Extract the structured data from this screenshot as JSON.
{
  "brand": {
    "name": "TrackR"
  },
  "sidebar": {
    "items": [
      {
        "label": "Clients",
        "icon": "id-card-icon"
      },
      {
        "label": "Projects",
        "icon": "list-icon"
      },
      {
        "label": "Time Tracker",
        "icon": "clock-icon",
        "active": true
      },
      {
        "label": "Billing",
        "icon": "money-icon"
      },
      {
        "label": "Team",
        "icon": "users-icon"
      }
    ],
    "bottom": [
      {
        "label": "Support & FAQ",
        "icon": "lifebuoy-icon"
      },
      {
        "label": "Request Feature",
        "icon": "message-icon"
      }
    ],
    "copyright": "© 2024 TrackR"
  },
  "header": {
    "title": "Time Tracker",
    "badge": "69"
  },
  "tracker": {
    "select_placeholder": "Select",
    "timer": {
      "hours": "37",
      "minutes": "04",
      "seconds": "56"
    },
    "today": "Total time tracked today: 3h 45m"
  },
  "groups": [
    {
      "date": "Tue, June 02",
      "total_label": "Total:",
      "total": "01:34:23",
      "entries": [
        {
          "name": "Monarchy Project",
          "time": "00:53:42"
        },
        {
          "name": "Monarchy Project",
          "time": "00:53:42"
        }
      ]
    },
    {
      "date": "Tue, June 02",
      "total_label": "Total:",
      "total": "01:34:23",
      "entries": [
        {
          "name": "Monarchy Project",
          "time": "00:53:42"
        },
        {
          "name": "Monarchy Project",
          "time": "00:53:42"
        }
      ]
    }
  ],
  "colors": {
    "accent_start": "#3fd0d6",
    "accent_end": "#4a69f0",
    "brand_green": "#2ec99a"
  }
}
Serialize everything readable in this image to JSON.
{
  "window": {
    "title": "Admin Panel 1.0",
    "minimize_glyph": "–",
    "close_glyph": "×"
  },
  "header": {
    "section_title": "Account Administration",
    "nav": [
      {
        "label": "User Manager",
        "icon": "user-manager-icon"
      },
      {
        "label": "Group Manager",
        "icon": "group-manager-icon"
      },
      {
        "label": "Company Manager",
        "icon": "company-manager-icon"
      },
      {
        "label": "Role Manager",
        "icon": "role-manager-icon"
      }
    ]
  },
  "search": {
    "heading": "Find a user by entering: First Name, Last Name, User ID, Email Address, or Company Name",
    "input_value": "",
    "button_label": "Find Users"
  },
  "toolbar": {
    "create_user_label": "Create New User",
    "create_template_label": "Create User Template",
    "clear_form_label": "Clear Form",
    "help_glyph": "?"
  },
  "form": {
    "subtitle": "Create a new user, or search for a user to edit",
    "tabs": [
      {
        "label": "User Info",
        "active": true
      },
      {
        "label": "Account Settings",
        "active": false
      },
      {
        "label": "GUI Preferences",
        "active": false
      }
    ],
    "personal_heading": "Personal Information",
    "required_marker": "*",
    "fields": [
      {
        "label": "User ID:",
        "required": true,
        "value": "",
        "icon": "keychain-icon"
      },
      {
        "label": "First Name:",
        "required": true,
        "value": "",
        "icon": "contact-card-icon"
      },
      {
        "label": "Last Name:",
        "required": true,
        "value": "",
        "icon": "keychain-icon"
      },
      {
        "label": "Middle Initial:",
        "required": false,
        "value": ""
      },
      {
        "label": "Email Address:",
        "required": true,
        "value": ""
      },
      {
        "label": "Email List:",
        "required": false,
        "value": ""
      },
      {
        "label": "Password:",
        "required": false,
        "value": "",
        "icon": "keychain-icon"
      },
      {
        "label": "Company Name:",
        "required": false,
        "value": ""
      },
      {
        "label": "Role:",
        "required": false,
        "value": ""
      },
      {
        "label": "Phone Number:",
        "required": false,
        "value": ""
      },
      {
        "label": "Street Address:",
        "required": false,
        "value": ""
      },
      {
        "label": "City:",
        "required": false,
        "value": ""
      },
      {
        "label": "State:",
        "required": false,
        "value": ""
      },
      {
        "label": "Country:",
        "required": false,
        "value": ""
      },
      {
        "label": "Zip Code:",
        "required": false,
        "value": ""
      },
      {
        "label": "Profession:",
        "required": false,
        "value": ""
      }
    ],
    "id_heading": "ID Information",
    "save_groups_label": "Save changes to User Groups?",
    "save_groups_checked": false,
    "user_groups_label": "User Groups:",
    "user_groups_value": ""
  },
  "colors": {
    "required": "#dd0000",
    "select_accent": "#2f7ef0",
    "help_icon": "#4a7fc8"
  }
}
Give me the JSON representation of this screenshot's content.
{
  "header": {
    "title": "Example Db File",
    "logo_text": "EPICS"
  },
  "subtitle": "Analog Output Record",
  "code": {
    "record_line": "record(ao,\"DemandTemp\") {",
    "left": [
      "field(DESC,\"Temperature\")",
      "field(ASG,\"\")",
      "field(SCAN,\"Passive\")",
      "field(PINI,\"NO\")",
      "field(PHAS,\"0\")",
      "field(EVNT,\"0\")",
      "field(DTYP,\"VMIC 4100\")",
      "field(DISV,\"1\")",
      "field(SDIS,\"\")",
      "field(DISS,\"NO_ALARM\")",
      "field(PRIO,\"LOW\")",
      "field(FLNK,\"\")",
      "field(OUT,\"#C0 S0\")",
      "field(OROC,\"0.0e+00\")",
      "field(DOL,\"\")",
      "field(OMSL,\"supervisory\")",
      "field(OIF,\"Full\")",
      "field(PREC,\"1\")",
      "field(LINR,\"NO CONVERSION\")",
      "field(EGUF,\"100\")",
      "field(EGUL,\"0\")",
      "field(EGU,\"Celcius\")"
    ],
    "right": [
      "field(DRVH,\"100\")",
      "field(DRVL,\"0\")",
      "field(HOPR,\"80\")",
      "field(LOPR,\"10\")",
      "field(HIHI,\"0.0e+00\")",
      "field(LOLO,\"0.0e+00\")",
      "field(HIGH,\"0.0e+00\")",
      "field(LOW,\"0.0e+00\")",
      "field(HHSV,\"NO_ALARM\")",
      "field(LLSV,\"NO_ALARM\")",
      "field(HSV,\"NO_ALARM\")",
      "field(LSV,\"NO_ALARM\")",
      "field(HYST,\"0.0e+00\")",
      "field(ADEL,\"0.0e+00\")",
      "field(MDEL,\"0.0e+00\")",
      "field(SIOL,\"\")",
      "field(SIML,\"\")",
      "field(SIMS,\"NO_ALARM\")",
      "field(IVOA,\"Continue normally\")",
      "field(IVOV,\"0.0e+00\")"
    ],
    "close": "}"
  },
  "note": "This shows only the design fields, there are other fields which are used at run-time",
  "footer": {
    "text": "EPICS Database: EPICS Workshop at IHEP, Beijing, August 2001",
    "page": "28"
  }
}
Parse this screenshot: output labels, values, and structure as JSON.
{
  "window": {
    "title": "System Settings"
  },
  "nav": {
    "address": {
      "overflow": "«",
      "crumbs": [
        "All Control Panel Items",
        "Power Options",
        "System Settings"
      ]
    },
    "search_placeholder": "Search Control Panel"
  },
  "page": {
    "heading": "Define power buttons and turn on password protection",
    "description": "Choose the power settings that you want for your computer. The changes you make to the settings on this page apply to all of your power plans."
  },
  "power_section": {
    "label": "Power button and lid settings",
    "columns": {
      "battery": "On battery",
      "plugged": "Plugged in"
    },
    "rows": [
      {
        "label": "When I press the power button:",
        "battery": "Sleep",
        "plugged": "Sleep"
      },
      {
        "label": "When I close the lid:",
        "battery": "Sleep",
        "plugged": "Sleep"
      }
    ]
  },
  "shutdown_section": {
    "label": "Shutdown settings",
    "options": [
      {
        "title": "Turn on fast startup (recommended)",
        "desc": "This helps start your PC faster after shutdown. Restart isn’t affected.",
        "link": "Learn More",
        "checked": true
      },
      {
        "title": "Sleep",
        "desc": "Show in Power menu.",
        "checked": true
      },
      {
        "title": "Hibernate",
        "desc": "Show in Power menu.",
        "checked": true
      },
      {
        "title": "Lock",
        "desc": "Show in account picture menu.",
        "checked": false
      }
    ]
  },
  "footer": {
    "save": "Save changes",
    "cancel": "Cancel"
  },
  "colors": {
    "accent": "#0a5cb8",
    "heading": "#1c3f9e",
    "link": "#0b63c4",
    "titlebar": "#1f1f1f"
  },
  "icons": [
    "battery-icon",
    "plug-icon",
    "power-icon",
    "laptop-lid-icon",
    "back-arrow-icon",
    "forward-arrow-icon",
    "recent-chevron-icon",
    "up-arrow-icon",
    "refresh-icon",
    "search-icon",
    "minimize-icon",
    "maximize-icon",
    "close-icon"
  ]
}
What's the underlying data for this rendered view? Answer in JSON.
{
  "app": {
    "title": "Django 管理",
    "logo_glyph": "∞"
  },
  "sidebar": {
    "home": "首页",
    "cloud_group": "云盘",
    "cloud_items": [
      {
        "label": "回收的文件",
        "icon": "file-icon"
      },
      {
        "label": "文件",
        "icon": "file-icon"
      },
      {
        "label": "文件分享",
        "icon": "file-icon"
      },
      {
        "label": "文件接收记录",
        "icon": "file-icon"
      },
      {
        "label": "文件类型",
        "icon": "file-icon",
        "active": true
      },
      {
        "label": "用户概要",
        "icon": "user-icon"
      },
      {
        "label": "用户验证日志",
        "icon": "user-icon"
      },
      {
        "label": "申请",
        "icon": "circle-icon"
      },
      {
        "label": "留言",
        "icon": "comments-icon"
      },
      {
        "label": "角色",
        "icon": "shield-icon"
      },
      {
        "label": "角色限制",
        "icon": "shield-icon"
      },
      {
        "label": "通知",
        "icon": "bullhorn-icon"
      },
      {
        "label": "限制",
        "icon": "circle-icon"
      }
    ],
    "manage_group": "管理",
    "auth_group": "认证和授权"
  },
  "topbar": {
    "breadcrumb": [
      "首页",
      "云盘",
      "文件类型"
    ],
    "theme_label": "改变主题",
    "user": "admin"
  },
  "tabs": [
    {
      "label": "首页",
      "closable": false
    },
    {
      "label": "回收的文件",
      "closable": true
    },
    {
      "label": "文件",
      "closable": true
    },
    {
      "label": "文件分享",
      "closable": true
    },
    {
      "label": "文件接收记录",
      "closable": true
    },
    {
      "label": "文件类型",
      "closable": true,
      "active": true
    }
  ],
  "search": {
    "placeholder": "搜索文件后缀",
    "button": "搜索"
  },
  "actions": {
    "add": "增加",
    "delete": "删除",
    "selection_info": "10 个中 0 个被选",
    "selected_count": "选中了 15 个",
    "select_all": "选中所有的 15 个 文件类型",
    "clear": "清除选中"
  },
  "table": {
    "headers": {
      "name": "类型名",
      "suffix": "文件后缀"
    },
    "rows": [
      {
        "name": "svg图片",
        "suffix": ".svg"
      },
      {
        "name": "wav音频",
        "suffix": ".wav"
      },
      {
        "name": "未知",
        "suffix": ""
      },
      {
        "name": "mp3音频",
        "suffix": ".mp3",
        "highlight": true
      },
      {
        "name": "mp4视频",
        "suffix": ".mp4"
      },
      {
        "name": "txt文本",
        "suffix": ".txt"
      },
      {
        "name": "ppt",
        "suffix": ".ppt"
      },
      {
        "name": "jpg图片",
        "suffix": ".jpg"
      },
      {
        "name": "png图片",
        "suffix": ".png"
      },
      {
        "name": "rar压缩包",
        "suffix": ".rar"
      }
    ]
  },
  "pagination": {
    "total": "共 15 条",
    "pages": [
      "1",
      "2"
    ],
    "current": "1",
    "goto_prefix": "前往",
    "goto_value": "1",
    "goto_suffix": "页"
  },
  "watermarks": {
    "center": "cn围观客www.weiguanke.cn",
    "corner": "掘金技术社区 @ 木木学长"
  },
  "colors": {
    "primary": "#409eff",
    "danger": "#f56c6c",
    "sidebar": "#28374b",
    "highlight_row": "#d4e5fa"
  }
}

--- --- ---

**TASK DIRECTIONS:** Write down the number of lines where the word "Create" appears, and nothing further.

**EXERCISE RESULT:** 3